(Task objective): Can you give all the records again without altering a single character?

(Supplied material):

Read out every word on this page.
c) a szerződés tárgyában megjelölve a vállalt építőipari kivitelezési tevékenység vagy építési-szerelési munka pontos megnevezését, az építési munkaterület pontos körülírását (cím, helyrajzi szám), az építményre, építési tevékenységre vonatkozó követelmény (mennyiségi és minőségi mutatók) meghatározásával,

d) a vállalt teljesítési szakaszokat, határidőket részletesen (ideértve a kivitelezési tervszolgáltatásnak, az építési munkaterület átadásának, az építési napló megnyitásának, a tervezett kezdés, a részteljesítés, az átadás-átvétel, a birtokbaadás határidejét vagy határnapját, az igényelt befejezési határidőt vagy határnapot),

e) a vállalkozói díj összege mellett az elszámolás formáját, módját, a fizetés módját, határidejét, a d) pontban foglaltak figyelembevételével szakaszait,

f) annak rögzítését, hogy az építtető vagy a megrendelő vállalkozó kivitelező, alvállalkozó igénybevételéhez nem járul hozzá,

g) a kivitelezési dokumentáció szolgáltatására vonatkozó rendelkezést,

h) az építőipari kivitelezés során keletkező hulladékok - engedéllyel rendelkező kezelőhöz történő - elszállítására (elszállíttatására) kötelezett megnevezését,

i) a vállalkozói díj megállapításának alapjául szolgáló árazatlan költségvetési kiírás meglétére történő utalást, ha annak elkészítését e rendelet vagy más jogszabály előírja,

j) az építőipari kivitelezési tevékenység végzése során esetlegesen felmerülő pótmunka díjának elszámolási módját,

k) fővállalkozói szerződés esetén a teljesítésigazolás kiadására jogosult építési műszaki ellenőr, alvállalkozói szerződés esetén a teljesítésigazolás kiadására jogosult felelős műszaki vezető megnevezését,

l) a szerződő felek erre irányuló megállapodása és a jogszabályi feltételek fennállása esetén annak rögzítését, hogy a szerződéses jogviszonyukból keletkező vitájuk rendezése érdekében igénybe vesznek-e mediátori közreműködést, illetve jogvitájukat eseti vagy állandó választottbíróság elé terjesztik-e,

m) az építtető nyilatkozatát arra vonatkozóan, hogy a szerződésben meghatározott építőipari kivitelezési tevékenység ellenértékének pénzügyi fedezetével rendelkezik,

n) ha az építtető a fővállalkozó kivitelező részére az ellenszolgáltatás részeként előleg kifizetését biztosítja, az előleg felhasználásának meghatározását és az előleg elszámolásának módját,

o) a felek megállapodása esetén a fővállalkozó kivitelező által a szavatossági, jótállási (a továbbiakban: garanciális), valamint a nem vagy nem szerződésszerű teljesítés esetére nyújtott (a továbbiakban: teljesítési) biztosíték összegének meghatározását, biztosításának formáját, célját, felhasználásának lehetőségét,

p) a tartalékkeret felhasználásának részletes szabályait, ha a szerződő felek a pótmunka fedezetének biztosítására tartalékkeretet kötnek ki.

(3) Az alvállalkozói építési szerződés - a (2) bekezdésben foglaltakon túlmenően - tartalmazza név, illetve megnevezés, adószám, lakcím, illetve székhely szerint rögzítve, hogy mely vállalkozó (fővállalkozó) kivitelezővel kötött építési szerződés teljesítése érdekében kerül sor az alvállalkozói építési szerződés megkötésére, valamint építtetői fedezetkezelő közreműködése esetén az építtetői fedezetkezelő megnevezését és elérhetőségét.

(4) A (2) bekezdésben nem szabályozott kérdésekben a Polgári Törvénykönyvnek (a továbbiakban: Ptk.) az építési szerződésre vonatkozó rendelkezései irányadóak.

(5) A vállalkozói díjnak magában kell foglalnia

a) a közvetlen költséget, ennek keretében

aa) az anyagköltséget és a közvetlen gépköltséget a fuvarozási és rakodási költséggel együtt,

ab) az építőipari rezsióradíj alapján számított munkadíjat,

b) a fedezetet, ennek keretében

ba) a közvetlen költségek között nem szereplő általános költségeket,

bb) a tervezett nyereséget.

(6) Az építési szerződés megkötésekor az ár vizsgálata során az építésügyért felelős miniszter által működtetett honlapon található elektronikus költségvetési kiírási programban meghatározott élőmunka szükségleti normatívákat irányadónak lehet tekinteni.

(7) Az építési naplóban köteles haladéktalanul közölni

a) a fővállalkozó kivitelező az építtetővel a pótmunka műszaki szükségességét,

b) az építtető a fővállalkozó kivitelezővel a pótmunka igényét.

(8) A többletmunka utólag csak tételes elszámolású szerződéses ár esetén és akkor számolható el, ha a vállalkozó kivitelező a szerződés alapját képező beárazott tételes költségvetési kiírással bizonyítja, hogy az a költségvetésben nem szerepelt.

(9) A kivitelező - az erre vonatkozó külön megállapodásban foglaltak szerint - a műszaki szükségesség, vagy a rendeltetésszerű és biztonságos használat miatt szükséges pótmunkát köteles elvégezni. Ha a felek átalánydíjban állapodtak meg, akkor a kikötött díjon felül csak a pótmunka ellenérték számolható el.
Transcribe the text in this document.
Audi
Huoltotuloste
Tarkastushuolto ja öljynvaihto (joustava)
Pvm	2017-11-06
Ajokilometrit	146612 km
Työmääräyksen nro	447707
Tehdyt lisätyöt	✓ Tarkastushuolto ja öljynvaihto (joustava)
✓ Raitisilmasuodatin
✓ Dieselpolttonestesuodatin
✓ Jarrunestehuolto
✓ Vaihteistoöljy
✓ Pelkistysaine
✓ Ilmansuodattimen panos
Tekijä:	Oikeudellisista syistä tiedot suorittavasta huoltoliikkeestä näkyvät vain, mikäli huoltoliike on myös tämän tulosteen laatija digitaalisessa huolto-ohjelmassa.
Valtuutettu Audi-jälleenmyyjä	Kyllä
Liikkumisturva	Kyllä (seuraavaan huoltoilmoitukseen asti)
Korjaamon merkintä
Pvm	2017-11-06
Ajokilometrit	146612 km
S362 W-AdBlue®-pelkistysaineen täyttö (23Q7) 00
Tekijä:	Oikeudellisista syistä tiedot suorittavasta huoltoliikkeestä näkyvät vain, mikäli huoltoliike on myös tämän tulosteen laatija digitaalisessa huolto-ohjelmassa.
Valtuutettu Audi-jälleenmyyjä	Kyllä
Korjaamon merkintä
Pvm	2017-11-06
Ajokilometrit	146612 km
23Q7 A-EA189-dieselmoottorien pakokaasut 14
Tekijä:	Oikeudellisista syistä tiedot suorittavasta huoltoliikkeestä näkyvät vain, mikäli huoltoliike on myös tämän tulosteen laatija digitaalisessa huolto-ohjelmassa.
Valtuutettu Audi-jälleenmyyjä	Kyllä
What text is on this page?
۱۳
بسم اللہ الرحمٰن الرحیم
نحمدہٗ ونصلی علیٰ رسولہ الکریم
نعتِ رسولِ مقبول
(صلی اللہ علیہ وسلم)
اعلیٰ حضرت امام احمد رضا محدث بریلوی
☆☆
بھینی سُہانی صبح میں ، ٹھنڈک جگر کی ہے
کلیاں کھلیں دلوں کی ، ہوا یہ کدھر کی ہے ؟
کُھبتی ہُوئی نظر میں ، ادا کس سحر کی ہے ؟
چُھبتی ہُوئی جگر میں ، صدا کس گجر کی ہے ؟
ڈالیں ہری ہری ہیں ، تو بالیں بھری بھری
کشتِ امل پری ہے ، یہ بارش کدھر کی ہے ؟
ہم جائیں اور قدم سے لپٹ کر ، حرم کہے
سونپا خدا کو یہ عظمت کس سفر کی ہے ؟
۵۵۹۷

(Expected answer):
Read out every word on this page.
c) a szerződés tárgyában megjelölve a vállalt építőipari kivitelezési tevékenység vagy építési-szerelési munka pontos megnevezését, az építési munkaterület pontos körülírását (cím, helyrajzi szám), az építményre, építési tevékenységre vonatkozó követelmény (mennyiségi és minőségi mutatók) meghatározásával,

d) a vállalt teljesítési szakaszokat, határidőket részletesen (ideértve a kivitelezési tervszolgáltatásnak, az építési munkaterület átadásának, az építési napló megnyitásának, a tervezett kezdés, a részteljesítés, az átadás-átvétel, a birtokbaadás határidejét vagy határnapját, az igényelt befejezési határidőt vagy határnapot),

e) a vállalkozói díj összege mellett az elszámolás formáját, módját, a fizetés módját, határidejét, a d) pontban foglaltak figyelembevételével szakaszait,

f) annak rögzítését, hogy az építtető vagy a megrendelő vállalkozó kivitelező, alvállalkozó igénybevételéhez nem járul hozzá,

g) a kivitelezési dokumentáció szolgáltatására vonatkozó rendelkezést,

h) az építőipari kivitelezés során keletkező hulladékok - engedéllyel rendelkező kezelőhöz történő - elszállítására (elszállíttatására) kötelezett megnevezését,

i) a vállalkozói díj megállapításának alapjául szolgáló árazatlan költségvetési kiírás meglétére történő utalást, ha annak elkészítését e rendelet vagy más jogszabály előírja,

j) az építőipari kivitelezési tevékenység végzése során esetlegesen felmerülő pótmunka díjának elszámolási módját,

k) fővállalkozói szerződés esetén a teljesítésigazolás kiadására jogosult építési műszaki ellenőr, alvállalkozói szerződés esetén a teljesítésigazolás kiadására jogosult felelős műszaki vezető megnevezését,

l) a szerződő felek erre irányuló megállapodása és a jogszabályi feltételek fennállása esetén annak rögzítését, hogy a szerződéses jogviszonyukból keletkező vitájuk rendezése érdekében igénybe vesznek-e mediátori közreműködést, illetve jogvitájukat eseti vagy állandó választottbíróság elé terjesztik-e,

m) az építtető nyilatkozatát arra vonatkozóan, hogy a szerződésben meghatározott építőipari kivitelezési tevékenység ellenértékének pénzügyi fedezetével rendelkezik,

n) ha az építtető a fővállalkozó kivitelező részére az ellenszolgáltatás részeként előleg kifizetését biztosítja, az előleg felhasználásának meghatározását és az előleg elszámolásának módját,

o) a felek megállapodása esetén a fővállalkozó kivitelező által a szavatossági, jótállási (a továbbiakban: garanciális), valamint a nem vagy nem szerződésszerű teljesítés esetére nyújtott (a továbbiakban: teljesítési) biztosíték összegének meghatározását, biztosításának formáját, célját, felhasználásának lehetőségét,

p) a tartalékkeret felhasználásának részletes szabályait, ha a szerződő felek a pótmunka fedezetének biztosítására tartalékkeretet kötnek ki.

(3) Az alvállalkozói építési szerződés - a (2) bekezdésben foglaltakon túlmenően - tartalmazza név, illetve megnevezés, adószám, lakcím, illetve székhely szerint rögzítve, hogy mely vállalkozó (fővállalkozó) kivitelezővel kötött építési szerződés teljesítése érdekében kerül sor az alvállalkozói építési szerződés megkötésére, valamint építtetői fedezetkezelő közreműködése esetén az építtetői fedezetkezelő megnevezését és elérhetőségét.

(4) A (2) bekezdésben nem szabályozott kérdésekben a Polgári Törvénykönyvnek (a továbbiakban: Ptk.) az építési szerződésre vonatkozó rendelkezései irányadóak.

(5) A vállalkozói díjnak magában kell foglalnia

a) a közvetlen költséget, ennek keretében

aa) az anyagköltséget és a közvetlen gépköltséget a fuvarozási és rakodási költséggel együtt,

ab) az építőipari rezsióradíj alapján számított munkadíjat,

b) a fedezetet, ennek keretében

ba) a közvetlen költségek között nem szereplő általános költségeket,

bb) a tervezett nyereséget.

(6) Az építési szerződés megkötésekor az ár vizsgálata során az építésügyért felelős miniszter által működtetett honlapon található elektronikus költségvetési kiírási programban meghatározott élőmunka szükségleti normatívákat irányadónak lehet tekinteni.

(7) Az építési naplóban köteles haladéktalanul közölni

a) a fővállalkozó kivitelező az építtetővel a pótmunka műszaki szükségességét,

b) az építtető a fővállalkozó kivitelezővel a pótmunka igényét.

(8) A többletmunka utólag csak tételes elszámolású szerződéses ár esetén és akkor számolható el, ha a vállalkozó kivitelező a szerződés alapját képező beárazott tételes költségvetési kiírással bizonyítja, hogy az a költségvetésben nem szerepelt.

(9) A kivitelező - az erre vonatkozó külön megállapodásban foglaltak szerint - a műszaki szükségesség, vagy a rendeltetésszerű és biztonságos használat miatt szükséges pótmunkát köteles elvégezni. Ha a felek átalánydíjban állapodtak meg, akkor a kikötött díjon felül csak a pótmunka ellenérték számolható el.
Transcribe the text in this document.
Audi
Huoltotuloste
Tarkastushuolto ja öljynvaihto (joustava)
Pvm	2017-11-06
Ajokilometrit	146612 km
Työmääräyksen nro	447707
Tehdyt lisätyöt	✓ Tarkastushuolto ja öljynvaihto (joustava)
✓ Raitisilmasuodatin
✓ Dieselpolttonestesuodatin
✓ Jarrunestehuolto
✓ Vaihteistoöljy
✓ Pelkistysaine
✓ Ilmansuodattimen panos
Tekijä:	Oikeudellisista syistä tiedot suorittavasta huoltoliikkeestä näkyvät vain, mikäli huoltoliike on myös tämän tulosteen laatija digitaalisessa huolto-ohjelmassa.
Valtuutettu Audi-jälleenmyyjä	Kyllä
Liikkumisturva	Kyllä (seuraavaan huoltoilmoitukseen asti)
Korjaamon merkintä
Pvm	2017-11-06
Ajokilometrit	146612 km
S362 W-AdBlue®-pelkistysaineen täyttö (23Q7) 00
Tekijä:	Oikeudellisista syistä tiedot suorittavasta huoltoliikkeestä näkyvät vain, mikäli huoltoliike on myös tämän tulosteen laatija digitaalisessa huolto-ohjelmassa.
Valtuutettu Audi-jälleenmyyjä	Kyllä
Korjaamon merkintä
Pvm	2017-11-06
Ajokilometrit	146612 km
23Q7 A-EA189-dieselmoottorien pakokaasut 14
Tekijä:	Oikeudellisista syistä tiedot suorittavasta huoltoliikkeestä näkyvät vain, mikäli huoltoliike on myös tämän tulosteen laatija digitaalisessa huolto-ohjelmassa.
Valtuutettu Audi-jälleenmyyjä	Kyllä
What text is on this page?
۱۳
بسم اللہ الرحمٰن الرحیم
نحمدہٗ ونصلی علیٰ رسولہ الکریم
نعتِ رسولِ مقبول
(صلی اللہ علیہ وسلم)
اعلیٰ حضرت امام احمد رضا محدث بریلوی
☆☆
بھینی سُہانی صبح میں ، ٹھنڈک جگر کی ہے
کلیاں کھلیں دلوں کی ، ہوا یہ کدھر کی ہے ؟
کُھبتی ہُوئی نظر میں ، ادا کس سحر کی ہے ؟
چُھبتی ہُوئی جگر میں ، صدا کس گجر کی ہے ؟
ڈالیں ہری ہری ہیں ، تو بالیں بھری بھری
کشتِ امل پری ہے ، یہ بارش کدھر کی ہے ؟
ہم جائیں اور قدم سے لپٹ کر ، حرم کہے
سونپا خدا کو یہ عظمت کس سفر کی ہے ؟
۵۵۹۷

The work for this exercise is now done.